======== DATASET EXTRACT ========
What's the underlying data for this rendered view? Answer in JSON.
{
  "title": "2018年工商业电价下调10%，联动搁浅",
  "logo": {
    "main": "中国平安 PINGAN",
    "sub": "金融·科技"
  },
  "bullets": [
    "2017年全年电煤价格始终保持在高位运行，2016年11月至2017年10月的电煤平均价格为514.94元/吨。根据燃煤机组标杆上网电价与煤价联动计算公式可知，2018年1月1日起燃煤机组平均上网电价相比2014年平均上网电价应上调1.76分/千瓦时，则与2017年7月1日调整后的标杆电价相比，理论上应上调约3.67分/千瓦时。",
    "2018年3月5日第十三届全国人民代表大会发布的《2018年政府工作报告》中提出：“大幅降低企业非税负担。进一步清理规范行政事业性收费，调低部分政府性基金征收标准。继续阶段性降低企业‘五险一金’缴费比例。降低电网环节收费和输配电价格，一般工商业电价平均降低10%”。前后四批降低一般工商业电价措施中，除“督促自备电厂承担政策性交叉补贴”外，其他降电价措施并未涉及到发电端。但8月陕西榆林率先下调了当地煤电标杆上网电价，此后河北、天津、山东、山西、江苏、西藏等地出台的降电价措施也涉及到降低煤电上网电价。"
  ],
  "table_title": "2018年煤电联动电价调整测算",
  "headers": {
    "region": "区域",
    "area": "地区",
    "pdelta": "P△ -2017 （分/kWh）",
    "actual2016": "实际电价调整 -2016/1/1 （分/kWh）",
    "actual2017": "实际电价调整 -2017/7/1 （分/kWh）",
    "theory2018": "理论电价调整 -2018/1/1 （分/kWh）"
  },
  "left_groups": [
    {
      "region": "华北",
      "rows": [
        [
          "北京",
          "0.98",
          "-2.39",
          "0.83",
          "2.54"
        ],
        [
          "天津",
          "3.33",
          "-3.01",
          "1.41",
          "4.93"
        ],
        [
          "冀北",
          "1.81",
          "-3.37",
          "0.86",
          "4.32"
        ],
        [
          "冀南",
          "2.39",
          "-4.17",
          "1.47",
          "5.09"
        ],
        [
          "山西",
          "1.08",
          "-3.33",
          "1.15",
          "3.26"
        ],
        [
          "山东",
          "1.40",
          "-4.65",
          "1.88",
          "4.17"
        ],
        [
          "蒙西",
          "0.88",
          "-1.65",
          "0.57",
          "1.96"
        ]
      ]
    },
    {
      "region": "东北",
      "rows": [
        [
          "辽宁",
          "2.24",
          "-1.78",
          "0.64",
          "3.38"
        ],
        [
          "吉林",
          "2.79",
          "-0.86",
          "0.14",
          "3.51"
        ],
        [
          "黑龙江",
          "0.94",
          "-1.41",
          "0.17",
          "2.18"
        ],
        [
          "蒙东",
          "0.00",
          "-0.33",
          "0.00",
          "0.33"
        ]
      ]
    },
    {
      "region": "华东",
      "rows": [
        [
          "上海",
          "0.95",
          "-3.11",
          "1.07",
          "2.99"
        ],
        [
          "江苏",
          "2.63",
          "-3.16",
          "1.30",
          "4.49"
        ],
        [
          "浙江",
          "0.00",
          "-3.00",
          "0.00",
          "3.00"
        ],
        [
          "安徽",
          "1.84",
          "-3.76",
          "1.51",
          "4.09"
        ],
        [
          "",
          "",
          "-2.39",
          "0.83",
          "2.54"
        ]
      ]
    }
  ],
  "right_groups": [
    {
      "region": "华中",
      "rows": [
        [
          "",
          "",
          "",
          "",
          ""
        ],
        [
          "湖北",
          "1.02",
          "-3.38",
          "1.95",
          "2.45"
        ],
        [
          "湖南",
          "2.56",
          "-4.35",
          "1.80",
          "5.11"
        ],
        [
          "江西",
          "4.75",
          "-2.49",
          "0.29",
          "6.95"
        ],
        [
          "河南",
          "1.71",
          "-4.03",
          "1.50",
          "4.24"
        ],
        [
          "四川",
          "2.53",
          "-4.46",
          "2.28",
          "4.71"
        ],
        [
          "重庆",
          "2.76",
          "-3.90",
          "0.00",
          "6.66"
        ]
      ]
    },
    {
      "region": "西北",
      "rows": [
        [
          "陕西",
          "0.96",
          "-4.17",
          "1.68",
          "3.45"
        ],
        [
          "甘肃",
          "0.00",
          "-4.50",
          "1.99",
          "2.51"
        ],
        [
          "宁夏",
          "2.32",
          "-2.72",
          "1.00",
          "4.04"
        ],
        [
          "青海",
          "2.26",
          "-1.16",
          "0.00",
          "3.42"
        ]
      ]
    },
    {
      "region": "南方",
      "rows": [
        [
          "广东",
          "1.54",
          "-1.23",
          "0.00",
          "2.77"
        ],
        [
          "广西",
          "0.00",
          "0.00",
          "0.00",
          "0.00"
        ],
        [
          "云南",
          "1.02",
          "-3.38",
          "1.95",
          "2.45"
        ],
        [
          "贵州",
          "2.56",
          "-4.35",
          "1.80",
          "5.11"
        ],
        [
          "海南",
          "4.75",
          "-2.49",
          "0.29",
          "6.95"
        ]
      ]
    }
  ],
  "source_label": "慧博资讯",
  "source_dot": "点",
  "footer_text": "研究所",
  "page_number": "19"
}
========
■ **EXERCISE**: The records above should all be quoted exactly, please.

■ **ANSWER TO THIS TASK**:
What's the underlying data for this rendered view? Answer in JSON.
{
  "title": "2018年工商业电价下调10%，联动搁浅",
  "logo": {
    "main": "中国平安 PINGAN",
    "sub": "金融·科技"
  },
  "bullets": [
    "2017年全年电煤价格始终保持在高位运行，2016年11月至2017年10月的电煤平均价格为514.94元/吨。根据燃煤机组标杆上网电价与煤价联动计算公式可知，2018年1月1日起燃煤机组平均上网电价相比2014年平均上网电价应上调1.76分/千瓦时，则与2017年7月1日调整后的标杆电价相比，理论上应上调约3.67分/千瓦时。",
    "2018年3月5日第十三届全国人民代表大会发布的《2018年政府工作报告》中提出：“大幅降低企业非税负担。进一步清理规范行政事业性收费，调低部分政府性基金征收标准。继续阶段性降低企业‘五险一金’缴费比例。降低电网环节收费和输配电价格，一般工商业电价平均降低10%”。前后四批降低一般工商业电价措施中，除“督促自备电厂承担政策性交叉补贴”外，其他降电价措施并未涉及到发电端。但8月陕西榆林率先下调了当地煤电标杆上网电价，此后河北、天津、山东、山西、江苏、西藏等地出台的降电价措施也涉及到降低煤电上网电价。"
  ],
  "table_title": "2018年煤电联动电价调整测算",
  "headers": {
    "region": "区域",
    "area": "地区",
    "pdelta": "P△ -2017 （分/kWh）",
    "actual2016": "实际电价调整 -2016/1/1 （分/kWh）",
    "actual2017": "实际电价调整 -2017/7/1 （分/kWh）",
    "theory2018": "理论电价调整 -2018/1/1 （分/kWh）"
  },
  "left_groups": [
    {
      "region": "华北",
      "rows": [
        [
          "北京",
          "0.98",
          "-2.39",
          "0.83",
          "2.54"
        ],
        [
          "天津",
          "3.33",
          "-3.01",
          "1.41",
          "4.93"
        ],
        [
          "冀北",
          "1.81",
          "-3.37",
          "0.86",
          "4.32"
        ],
        [
          "冀南",
          "2.39",
          "-4.17",
          "1.47",
          "5.09"
        ],
        [
          "山西",
          "1.08",
          "-3.33",
          "1.15",
          "3.26"
        ],
        [
          "山东",
          "1.40",
          "-4.65",
          "1.88",
          "4.17"
        ],
        [
          "蒙西",
          "0.88",
          "-1.65",
          "0.57",
          "1.96"
        ]
      ]
    },
    {
      "region": "东北",
      "rows": [
        [
          "辽宁",
          "2.24",
          "-1.78",
          "0.64",
          "3.38"
        ],
        [
          "吉林",
          "2.79",
          "-0.86",
          "0.14",
          "3.51"
        ],
        [
          "黑龙江",
          "0.94",
          "-1.41",
          "0.17",
          "2.18"
        ],
        [
          "蒙东",
          "0.00",
          "-0.33",
          "0.00",
          "0.33"
        ]
      ]
    },
    {
      "region": "华东",
      "rows": [
        [
          "上海",
          "0.95",
          "-3.11",
          "1.07",
          "2.99"
        ],
        [
          "江苏",
          "2.63",
          "-3.16",
          "1.30",
          "4.49"
        ],
        [
          "浙江",
          "0.00",
          "-3.00",
          "0.00",
          "3.00"
        ],
        [
          "安徽",
          "1.84",
          "-3.76",
          "1.51",
          "4.09"
        ],
        [
          "",
          "",
          "-2.39",
          "0.83",
          "2.54"
        ]
      ]
    }
  ],
  "right_groups": [
    {
      "region": "华中",
      "rows": [
        [
          "",
          "",
          "",
          "",
          ""
        ],
        [
          "湖北",
          "1.02",
          "-3.38",
          "1.95",
          "2.45"
        ],
        [
          "湖南",
          "2.56",
          "-4.35",
          "1.80",
          "5.11"
        ],
        [
          "江西",
          "4.75",
          "-2.49",
          "0.29",
          "6.95"
        ],
        [
          "河南",
          "1.71",
          "-4.03",
          "1.50",
          "4.24"
        ],
        [
          "四川",
          "2.53",
          "-4.46",
          "2.28",
          "4.71"
        ],
        [
          "重庆",
          "2.76",
          "-3.90",
          "0.00",
          "6.66"
        ]
      ]
    },
    {
      "region": "西北",
      "rows": [
        [
          "陕西",
          "0.96",
          "-4.17",
          "1.68",
          "3.45"
        ],
        [
          "甘肃",
          "0.00",
          "-4.50",
          "1.99",
          "2.51"
        ],
        [
          "宁夏",
          "2.32",
          "-2.72",
          "1.00",
          "4.04"
        ],
        [
          "青海",
          "2.26",
          "-1.16",
          "0.00",
          "3.42"
        ]
      ]
    },
    {
      "region": "南方",
      "rows": [
        [
          "广东",
          "1.54",
          "-1.23",
          "0.00",
          "2.77"
        ],
        [
          "广西",
          "0.00",
          "0.00",
          "0.00",
          "0.00"
        ],
        [
          "云南",
          "1.02",
          "-3.38",
          "1.95",
          "2.45"
        ],
        [
          "贵州",
          "2.56",
          "-4.35",
          "1.80",
          "5.11"
        ],
        [
          "海南",
          "4.75",
          "-2.49",
          "0.29",
          "6.95"
        ]
      ]
    }
  ],
  "source_label": "慧博资讯",
  "source_dot": "点",
  "footer_text": "研究所",
  "page_number": "19"
}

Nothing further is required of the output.